• **Task to carry out**
Reproduce the following records exactly from the line containing "Extract the structured" onward, ending with the last line and including it.

• **Excerpted data**
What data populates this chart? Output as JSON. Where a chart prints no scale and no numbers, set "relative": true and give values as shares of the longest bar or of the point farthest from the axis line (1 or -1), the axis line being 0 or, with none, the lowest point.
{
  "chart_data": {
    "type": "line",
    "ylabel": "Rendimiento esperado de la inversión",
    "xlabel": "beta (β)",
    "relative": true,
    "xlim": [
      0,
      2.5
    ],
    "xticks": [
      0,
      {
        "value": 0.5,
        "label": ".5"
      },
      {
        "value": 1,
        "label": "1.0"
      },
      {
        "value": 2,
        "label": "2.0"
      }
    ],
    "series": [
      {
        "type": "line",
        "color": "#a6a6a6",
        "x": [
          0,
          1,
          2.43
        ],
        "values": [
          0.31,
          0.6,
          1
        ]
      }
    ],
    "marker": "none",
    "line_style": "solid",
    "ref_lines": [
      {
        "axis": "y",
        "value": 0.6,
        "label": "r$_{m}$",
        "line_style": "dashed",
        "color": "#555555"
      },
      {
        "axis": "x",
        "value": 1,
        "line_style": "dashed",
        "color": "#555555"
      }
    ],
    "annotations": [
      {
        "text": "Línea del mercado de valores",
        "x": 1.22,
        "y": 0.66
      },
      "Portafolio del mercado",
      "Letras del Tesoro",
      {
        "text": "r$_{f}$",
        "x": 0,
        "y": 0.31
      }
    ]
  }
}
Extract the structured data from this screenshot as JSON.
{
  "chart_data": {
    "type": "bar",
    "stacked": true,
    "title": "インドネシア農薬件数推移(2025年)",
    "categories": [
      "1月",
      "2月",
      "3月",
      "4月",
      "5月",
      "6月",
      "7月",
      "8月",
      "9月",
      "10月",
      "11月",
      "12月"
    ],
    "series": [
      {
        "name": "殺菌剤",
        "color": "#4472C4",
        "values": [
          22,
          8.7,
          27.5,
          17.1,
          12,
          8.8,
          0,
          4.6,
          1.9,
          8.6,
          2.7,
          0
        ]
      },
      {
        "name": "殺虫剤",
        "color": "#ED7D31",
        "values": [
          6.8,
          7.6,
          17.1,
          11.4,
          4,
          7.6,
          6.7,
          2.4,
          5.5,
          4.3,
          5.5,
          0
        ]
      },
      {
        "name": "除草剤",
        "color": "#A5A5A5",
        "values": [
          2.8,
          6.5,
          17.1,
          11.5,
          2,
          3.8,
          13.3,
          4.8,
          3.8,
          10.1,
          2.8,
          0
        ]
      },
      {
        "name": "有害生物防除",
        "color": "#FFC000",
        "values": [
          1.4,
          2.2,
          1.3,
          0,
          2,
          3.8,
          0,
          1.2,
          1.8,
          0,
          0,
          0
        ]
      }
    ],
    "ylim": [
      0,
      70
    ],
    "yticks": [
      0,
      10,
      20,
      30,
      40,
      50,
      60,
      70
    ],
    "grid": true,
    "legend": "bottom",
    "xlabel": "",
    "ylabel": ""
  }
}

• **Completed task**
Extract the structured data from this screenshot as JSON.
{
  "chart_data": {
    "type": "bar",
    "stacked": true,
    "title": "インドネシア農薬件数推移(2025年)",
    "categories": [
      "1月",
      "2月",
      "3月",
      "4月",
      "5月",
      "6月",
      "7月",
      "8月",
      "9月",
      "10月",
      "11月",
      "12月"
    ],
    "series": [
      {
        "name": "殺菌剤",
        "color": "#4472C4",
        "values": [
          22,
          8.7,
          27.5,
          17.1,
          12,
          8.8,
          0,
          4.6,
          1.9,
          8.6,
          2.7,
          0
        ]
      },
      {
        "name": "殺虫剤",
        "color": "#ED7D31",
        "values": [
          6.8,
          7.6,
          17.1,
          11.4,
          4,
          7.6,
          6.7,
          2.4,
          5.5,
          4.3,
          5.5,
          0
        ]
      },
      {
        "name": "除草剤",
        "color": "#A5A5A5",
        "values": [
          2.8,
          6.5,
          17.1,
          11.5,
          2,
          3.8,
          13.3,
          4.8,
          3.8,
          10.1,
          2.8,
          0
        ]
      },
      {
        "name": "有害生物防除",
        "color": "#FFC000",
        "values": [
          1.4,
          2.2,
          1.3,
          0,
          2,
          3.8,
          0,
          1.2,
          1.8,
          0,
          0,
          0
        ]
      }
    ],
    "ylim": [
      0,
      70
    ],
    "yticks": [
      0,
      10,
      20,
      30,
      40,
      50,
      60,
      70
    ],
    "grid": true,
    "legend": "bottom",
    "xlabel": "",
    "ylabel": ""
  }
}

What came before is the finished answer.